→ **Exercise directions**
What follows is a set of records; restate each one word for word and drop the pictures.

## begin Source data

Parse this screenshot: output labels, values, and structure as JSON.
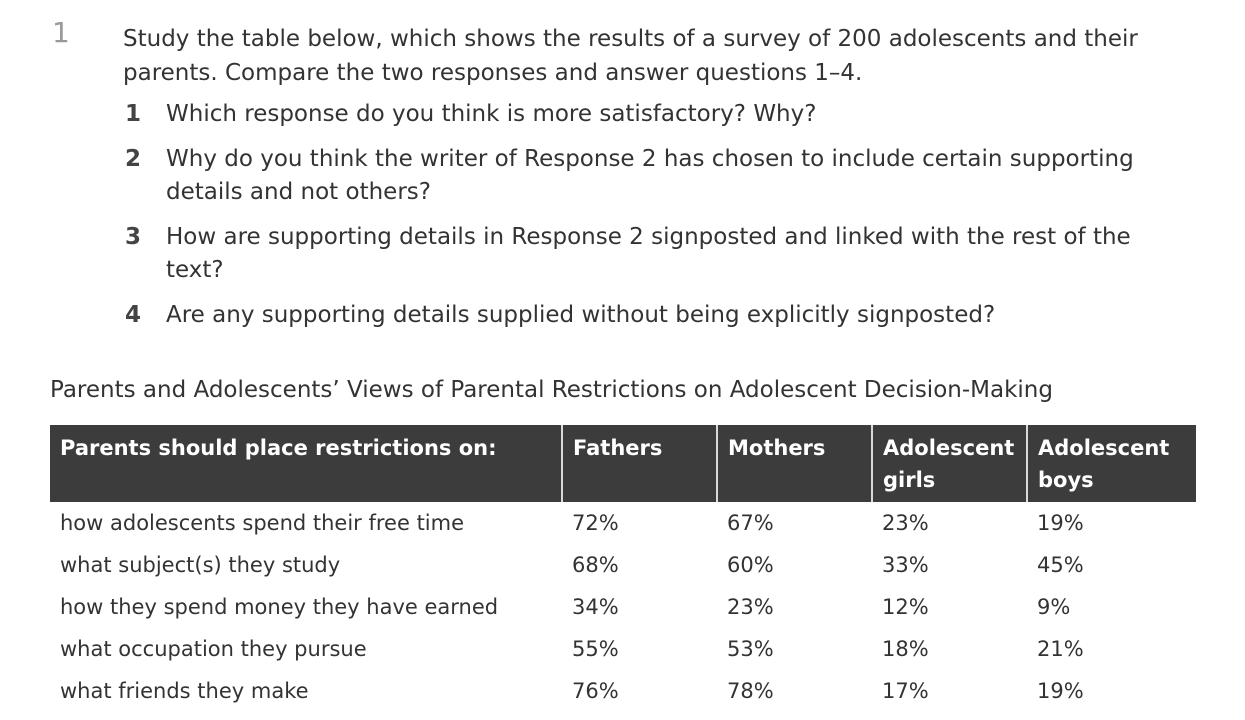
{
  "exercise": {
    "number": "1",
    "intro": "Study the table below, which shows the results of a survey of 200 adolescents and their parents. Compare the two responses and answer questions 1–4.",
    "questions": [
      {
        "num": "1",
        "text": "Which response do you think is more satisfactory? Why?"
      },
      {
        "num": "2",
        "text": "Why do you think the writer of Response 2 has chosen to include certain supporting details and not others?"
      },
      {
        "num": "3",
        "text": "How are supporting details in Response 2 signposted and linked with the rest of the text?"
      },
      {
        "num": "4",
        "text": "Are any supporting details supplied without being explicitly signposted?"
      }
    ]
  },
  "table": {
    "title": "Parents and Adolescents’ Views of Parental Restrictions on Adolescent Decision-Making",
    "headers": [
      "Parents should place restrictions on:",
      "Fathers",
      "Mothers",
      "Adolescent girls",
      "Adolescent boys"
    ],
    "rows": [
      [
        "how adolescents spend their free time",
        "72%",
        "67%",
        "23%",
        "19%"
      ],
      [
        "what subject(s) they study",
        "68%",
        "60%",
        "33%",
        "45%"
      ],
      [
        "how they spend money they have earned",
        "34%",
        "23%",
        "12%",
        "9%"
      ],
      [
        "what occupation they pursue",
        "55%",
        "53%",
        "18%",
        "21%"
      ],
      [
        "what friends they make",
        "76%",
        "78%",
        "17%",
        "19%"
      ]
    ]
  }
}
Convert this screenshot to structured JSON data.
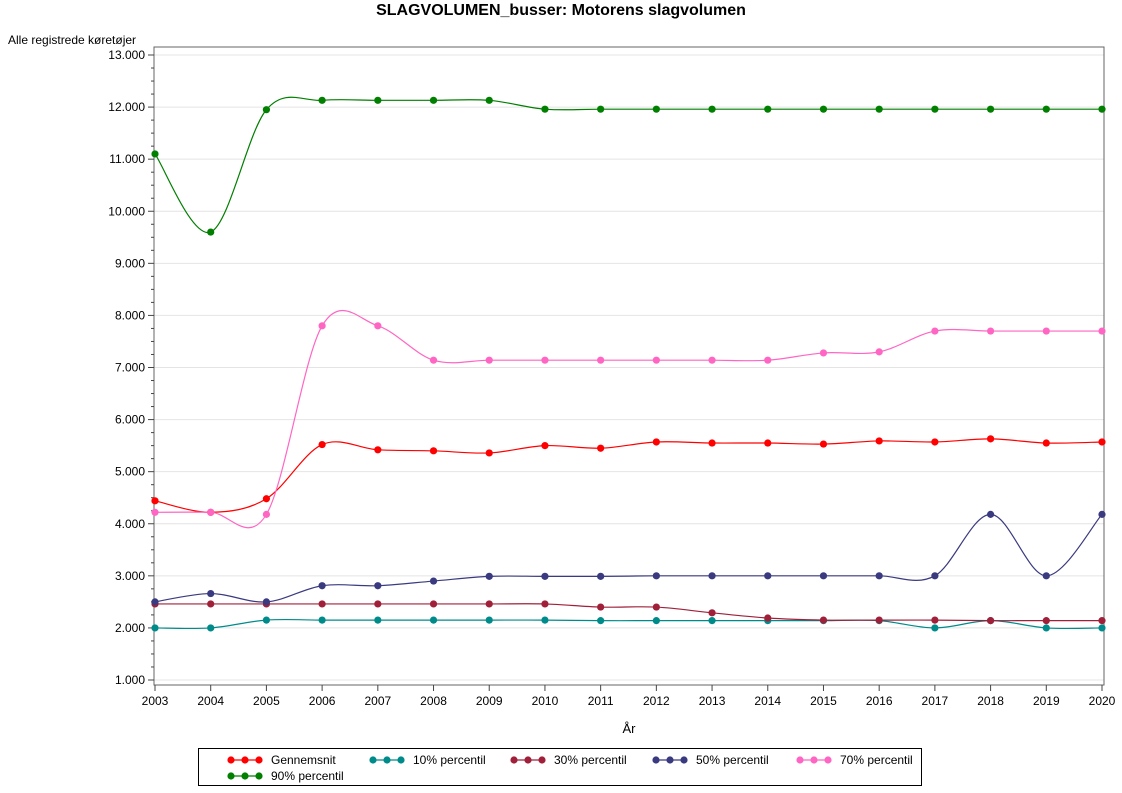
{
  "chart_data": {
    "type": "line",
    "title": "SLAGVOLUMEN_busser: Motorens slagvolumen",
    "ylabel": "Alle registrede køretøjer",
    "xlabel": "År",
    "x": [
      "2003",
      "2004",
      "2005",
      "2006",
      "2007",
      "2008",
      "2009",
      "2010",
      "2011",
      "2012",
      "2013",
      "2014",
      "2015",
      "2016",
      "2017",
      "2018",
      "2019",
      "2020"
    ],
    "ylim": [
      1000,
      13000
    ],
    "yticks": [
      1000,
      2000,
      3000,
      4000,
      5000,
      6000,
      7000,
      8000,
      9000,
      10000,
      11000,
      12000,
      13000
    ],
    "ytick_labels": [
      "1.000",
      "2.000",
      "3.000",
      "4.000",
      "5.000",
      "6.000",
      "7.000",
      "8.000",
      "9.000",
      "10.000",
      "11.000",
      "12.000",
      "13.000"
    ],
    "grid": "horizontal",
    "legend_position": "bottom",
    "series": [
      {
        "name": "Gennemsnit",
        "color": "#ff0000",
        "values": [
          4440,
          4220,
          4480,
          5520,
          5420,
          5400,
          5360,
          5500,
          5450,
          5570,
          5550,
          5550,
          5530,
          5590,
          5570,
          5630,
          5550,
          5570
        ]
      },
      {
        "name": "10% percentil",
        "color": "#008b8b",
        "values": [
          2000,
          2000,
          2150,
          2150,
          2150,
          2150,
          2150,
          2150,
          2140,
          2140,
          2140,
          2140,
          2140,
          2140,
          2000,
          2140,
          2000,
          2000
        ]
      },
      {
        "name": "30% percentil",
        "color": "#a0203a",
        "values": [
          2460,
          2460,
          2460,
          2460,
          2460,
          2460,
          2460,
          2460,
          2400,
          2400,
          2290,
          2190,
          2150,
          2150,
          2150,
          2140,
          2140,
          2140
        ]
      },
      {
        "name": "50% percentil",
        "color": "#3a3a80",
        "values": [
          2500,
          2660,
          2500,
          2810,
          2810,
          2900,
          2990,
          2990,
          2990,
          3000,
          3000,
          3000,
          3000,
          3000,
          3000,
          4180,
          3000,
          4180
        ]
      },
      {
        "name": "70% percentil",
        "color": "#ff66c4",
        "values": [
          4220,
          4220,
          4180,
          7800,
          7800,
          7140,
          7140,
          7140,
          7140,
          7140,
          7140,
          7140,
          7280,
          7300,
          7700,
          7700,
          7700,
          7700
        ]
      },
      {
        "name": "90% percentil",
        "color": "#007f00",
        "values": [
          11100,
          9600,
          11950,
          12130,
          12130,
          12130,
          12130,
          11960,
          11960,
          11960,
          11960,
          11960,
          11960,
          11960,
          11960,
          11960,
          11960,
          11960
        ]
      }
    ]
  }
}
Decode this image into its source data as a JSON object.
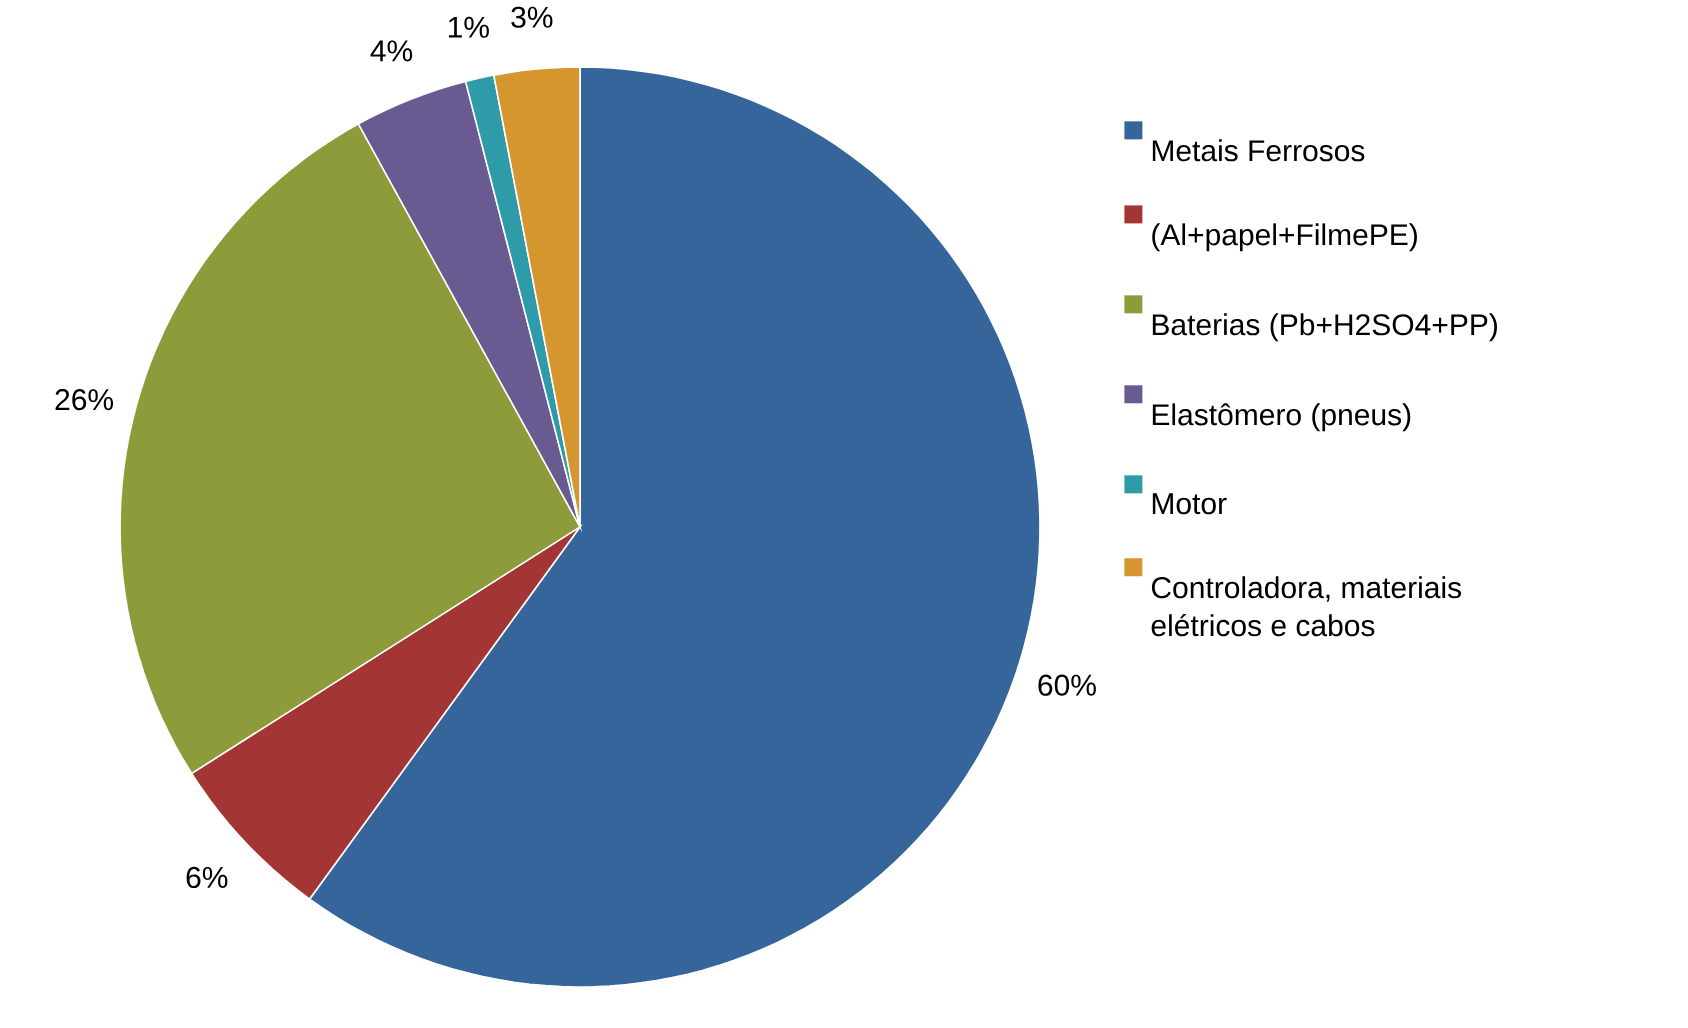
{
  "chart_data": {
    "type": "pie",
    "categories": [
      "Metais Ferrosos",
      "(Al+papel+FilmePE)",
      "Baterias (Pb+H2SO4+PP)",
      "Elastômero (pneus)",
      "Motor",
      "Controladora, materiais elétricos e cabos"
    ],
    "values": [
      60,
      6,
      26,
      4,
      1,
      3
    ],
    "value_labels": [
      "60%",
      "6%",
      "26%",
      "4%",
      "1%",
      "3%"
    ],
    "colors": [
      "#35659a",
      "#a33634",
      "#8e9b3a",
      "#6a5a92",
      "#2f9aa8",
      "#d5962f"
    ],
    "legend": "right"
  }
}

## end Source data

→ **Answer for this exercise**
Parse this screenshot: output labels, values, and structure as JSON.
{
  "exercise": {
    "number": "1",
    "intro": "Study the table below, which shows the results of a survey of 200 adolescents and their parents. Compare the two responses and answer questions 1–4.",
    "questions": [
      {
        "num": "1",
        "text": "Which response do you think is more satisfactory? Why?"
      },
      {
        "num": "2",
        "text": "Why do you think the writer of Response 2 has chosen to include certain supporting details and not others?"
      },
      {
        "num": "3",
        "text": "How are supporting details in Response 2 signposted and linked with the rest of the text?"
      },
      {
        "num": "4",
        "text": "Are any supporting details supplied without being explicitly signposted?"
      }
    ]
  },
  "table": {
    "title": "Parents and Adolescents’ Views of Parental Restrictions on Adolescent Decision-Making",
    "headers": [
      "Parents should place restrictions on:",
      "Fathers",
      "Mothers",
      "Adolescent girls",
      "Adolescent boys"
    ],
    "rows": [
      [
        "how adolescents spend their free time",
        "72%",
        "67%",
        "23%",
        "19%"
      ],
      [
        "what subject(s) they study",
        "68%",
        "60%",
        "33%",
        "45%"
      ],
      [
        "how they spend money they have earned",
        "34%",
        "23%",
        "12%",
        "9%"
      ],
      [
        "what occupation they pursue",
        "55%",
        "53%",
        "18%",
        "21%"
      ],
      [
        "what friends they make",
        "76%",
        "78%",
        "17%",
        "19%"
      ]
    ]
  }
}
Convert this screenshot to structured JSON data.
{
  "chart_data": {
    "type": "line",
    "title": "SLAGVOLUMEN_busser: Motorens slagvolumen",
    "ylabel": "Alle registrede køretøjer",
    "xlabel": "År",
    "x": [
      "2003",
      "2004",
      "2005",
      "2006",
      "2007",
      "2008",
      "2009",
      "2010",
      "2011",
      "2012",
      "2013",
      "2014",
      "2015",
      "2016",
      "2017",
      "2018",
      "2019",
      "2020"
    ],
    "ylim": [
      1000,
      13000
    ],
    "yticks": [
      1000,
      2000,
      3000,
      4000,
      5000,
      6000,
      7000,
      8000,
      9000,
      10000,
      11000,
      12000,
      13000
    ],
    "ytick_labels": [
      "1.000",
      "2.000",
      "3.000",
      "4.000",
      "5.000",
      "6.000",
      "7.000",
      "8.000",
      "9.000",
      "10.000",
      "11.000",
      "12.000",
      "13.000"
    ],
    "grid": "horizontal",
    "legend_position": "bottom",
    "series": [
      {
        "name": "Gennemsnit",
        "color": "#ff0000",
        "values": [
          4440,
          4220,
          4480,
          5520,
          5420,
          5400,
          5360,
          5500,
          5450,
          5570,
          5550,
          5550,
          5530,
          5590,
          5570,
          5630,
          5550,
          5570
        ]
      },
      {
        "name": "10% percentil",
        "color": "#008b8b",
        "values": [
          2000,
          2000,
          2150,
          2150,
          2150,
          2150,
          2150,
          2150,
          2140,
          2140,
          2140,
          2140,
          2140,
          2140,
          2000,
          2140,
          2000,
          2000
        ]
      },
      {
        "name": "30% percentil",
        "color": "#a0203a",
        "values": [
          2460,
          2460,
          2460,
          2460,
          2460,
          2460,
          2460,
          2460,
          2400,
          2400,
          2290,
          2190,
          2150,
          2150,
          2150,
          2140,
          2140,
          2140
        ]
      },
      {
        "name": "50% percentil",
        "color": "#3a3a80",
        "values": [
          2500,
          2660,
          2500,
          2810,
          2810,
          2900,
          2990,
          2990,
          2990,
          3000,
          3000,
          3000,
          3000,
          3000,
          3000,
          4180,
          3000,
          4180
        ]
      },
      {
        "name": "70% percentil",
        "color": "#ff66c4",
        "values": [
          4220,
          4220,
          4180,
          7800,
          7800,
          7140,
          7140,
          7140,
          7140,
          7140,
          7140,
          7140,
          7280,
          7300,
          7700,
          7700,
          7700,
          7700
        ]
      },
      {
        "name": "90% percentil",
        "color": "#007f00",
        "values": [
          11100,
          9600,
          11950,
          12130,
          12130,
          12130,
          12130,
          11960,
          11960,
          11960,
          11960,
          11960,
          11960,
          11960,
          11960,
          11960,
          11960,
          11960
        ]
      }
    ]
  }
}
Decode this image into its source data as a JSON object.
{
  "chart_data": {
    "type": "pie",
    "categories": [
      "Metais Ferrosos",
      "(Al+papel+FilmePE)",
      "Baterias (Pb+H2SO4+PP)",
      "Elastômero (pneus)",
      "Motor",
      "Controladora, materiais elétricos e cabos"
    ],
    "values": [
      60,
      6,
      26,
      4,
      1,
      3
    ],
    "value_labels": [
      "60%",
      "6%",
      "26%",
      "4%",
      "1%",
      "3%"
    ],
    "colors": [
      "#35659a",
      "#a33634",
      "#8e9b3a",
      "#6a5a92",
      "#2f9aa8",
      "#d5962f"
    ],
    "legend": "right"
  }
}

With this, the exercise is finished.